▶ [What the task requires] Set down every line of the entries below word for word, without changing anything.

===

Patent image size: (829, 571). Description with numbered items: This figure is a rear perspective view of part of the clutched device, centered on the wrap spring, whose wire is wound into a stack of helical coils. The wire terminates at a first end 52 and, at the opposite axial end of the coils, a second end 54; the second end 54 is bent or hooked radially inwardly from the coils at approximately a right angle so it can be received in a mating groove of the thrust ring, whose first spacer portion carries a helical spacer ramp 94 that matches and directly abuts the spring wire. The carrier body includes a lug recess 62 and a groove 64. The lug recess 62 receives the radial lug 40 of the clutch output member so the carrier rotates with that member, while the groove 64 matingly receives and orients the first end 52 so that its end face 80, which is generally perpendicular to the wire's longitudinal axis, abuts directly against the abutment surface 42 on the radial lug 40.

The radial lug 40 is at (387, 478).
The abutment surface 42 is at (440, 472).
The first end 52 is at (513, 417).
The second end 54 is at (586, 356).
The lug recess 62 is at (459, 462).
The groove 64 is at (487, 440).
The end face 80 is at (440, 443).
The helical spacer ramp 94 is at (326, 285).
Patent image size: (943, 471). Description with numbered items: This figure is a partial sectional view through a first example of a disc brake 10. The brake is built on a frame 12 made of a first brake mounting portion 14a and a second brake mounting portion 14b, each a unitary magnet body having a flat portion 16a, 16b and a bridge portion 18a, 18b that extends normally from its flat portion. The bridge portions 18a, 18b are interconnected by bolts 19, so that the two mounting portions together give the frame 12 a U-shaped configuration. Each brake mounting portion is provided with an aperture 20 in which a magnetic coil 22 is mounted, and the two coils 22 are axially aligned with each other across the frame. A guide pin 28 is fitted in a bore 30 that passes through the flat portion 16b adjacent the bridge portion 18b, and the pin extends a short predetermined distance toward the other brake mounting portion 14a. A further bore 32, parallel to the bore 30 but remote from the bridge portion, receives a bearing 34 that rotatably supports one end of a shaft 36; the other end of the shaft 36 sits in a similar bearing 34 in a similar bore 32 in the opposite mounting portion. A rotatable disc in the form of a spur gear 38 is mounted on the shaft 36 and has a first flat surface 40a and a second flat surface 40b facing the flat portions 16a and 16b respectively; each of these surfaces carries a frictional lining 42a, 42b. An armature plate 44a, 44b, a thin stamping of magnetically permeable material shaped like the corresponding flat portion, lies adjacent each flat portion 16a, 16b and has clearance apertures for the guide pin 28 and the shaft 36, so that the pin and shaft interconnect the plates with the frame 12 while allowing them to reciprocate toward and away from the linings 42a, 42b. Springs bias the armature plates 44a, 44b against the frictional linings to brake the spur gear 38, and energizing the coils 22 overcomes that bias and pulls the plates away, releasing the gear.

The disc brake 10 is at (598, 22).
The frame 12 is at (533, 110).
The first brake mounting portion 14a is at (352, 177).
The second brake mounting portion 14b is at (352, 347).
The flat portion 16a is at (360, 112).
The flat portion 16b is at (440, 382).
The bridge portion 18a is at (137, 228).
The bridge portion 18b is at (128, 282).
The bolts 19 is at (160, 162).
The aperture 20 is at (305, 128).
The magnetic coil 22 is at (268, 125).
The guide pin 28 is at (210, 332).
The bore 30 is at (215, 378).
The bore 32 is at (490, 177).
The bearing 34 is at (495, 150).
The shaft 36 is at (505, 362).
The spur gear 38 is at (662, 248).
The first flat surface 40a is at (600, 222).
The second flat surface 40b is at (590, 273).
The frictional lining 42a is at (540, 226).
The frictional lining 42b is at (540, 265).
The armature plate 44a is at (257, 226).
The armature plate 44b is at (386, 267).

===

▶ [Task output]
Patent image size: (829, 571). Description with numbered items: This figure is a rear perspective view of part of the clutched device, centered on the wrap spring, whose wire is wound into a stack of helical coils. The wire terminates at a first end 52 and, at the opposite axial end of the coils, a second end 54; the second end 54 is bent or hooked radially inwardly from the coils at approximately a right angle so it can be received in a mating groove of the thrust ring, whose first spacer portion carries a helical spacer ramp 94 that matches and directly abuts the spring wire. The carrier body includes a lug recess 62 and a groove 64. The lug recess 62 receives the radial lug 40 of the clutch output member so the carrier rotates with that member, while the groove 64 matingly receives and orients the first end 52 so that its end face 80, which is generally perpendicular to the wire's longitudinal axis, abuts directly against the abutment surface 42 on the radial lug 40.

The radial lug 40 is at (387, 478).
The abutment surface 42 is at (440, 472).
The first end 52 is at (513, 417).
The second end 54 is at (586, 356).
The lug recess 62 is at (459, 462).
The groove 64 is at (487, 440).
The end face 80 is at (440, 443).
The helical spacer ramp 94 is at (326, 285).
Patent image size: (943, 471). Description with numbered items: This figure is a partial sectional view through a first example of a disc brake 10. The brake is built on a frame 12 made of a first brake mounting portion 14a and a second brake mounting portion 14b, each a unitary magnet body having a flat portion 16a, 16b and a bridge portion 18a, 18b that extends normally from its flat portion. The bridge portions 18a, 18b are interconnected by bolts 19, so that the two mounting portions together give the frame 12 a U-shaped configuration. Each brake mounting portion is provided with an aperture 20 in which a magnetic coil 22 is mounted, and the two coils 22 are axially aligned with each other across the frame. A guide pin 28 is fitted in a bore 30 that passes through the flat portion 16b adjacent the bridge portion 18b, and the pin extends a short predetermined distance toward the other brake mounting portion 14a. A further bore 32, parallel to the bore 30 but remote from the bridge portion, receives a bearing 34 that rotatably supports one end of a shaft 36; the other end of the shaft 36 sits in a similar bearing 34 in a similar bore 32 in the opposite mounting portion. A rotatable disc in the form of a spur gear 38 is mounted on the shaft 36 and has a first flat surface 40a and a second flat surface 40b facing the flat portions 16a and 16b respectively; each of these surfaces carries a frictional lining 42a, 42b. An armature plate 44a, 44b, a thin stamping of magnetically permeable material shaped like the corresponding flat portion, lies adjacent each flat portion 16a, 16b and has clearance apertures for the guide pin 28 and the shaft 36, so that the pin and shaft interconnect the plates with the frame 12 while allowing them to reciprocate toward and away from the linings 42a, 42b. Springs bias the armature plates 44a, 44b against the frictional linings to brake the spur gear 38, and energizing the coils 22 overcomes that bias and pulls the plates away, releasing the gear.

The disc brake 10 is at (598, 22).
The frame 12 is at (533, 110).
The first brake mounting portion 14a is at (352, 177).
The second brake mounting portion 14b is at (352, 347).
The flat portion 16a is at (360, 112).
The flat portion 16b is at (440, 382).
The bridge portion 18a is at (137, 228).
The bridge portion 18b is at (128, 282).
The bolts 19 is at (160, 162).
The aperture 20 is at (305, 128).
The magnetic coil 22 is at (268, 125).
The guide pin 28 is at (210, 332).
The bore 30 is at (215, 378).
The bore 32 is at (490, 177).
The bearing 34 is at (495, 150).
The shaft 36 is at (505, 362).
The spur gear 38 is at (662, 248).
The first flat surface 40a is at (600, 222).
The second flat surface 40b is at (590, 273).
The frictional lining 42a is at (540, 226).
The frictional lining 42b is at (540, 265).
The armature plate 44a is at (257, 226).
The armature plate 44b is at (386, 267).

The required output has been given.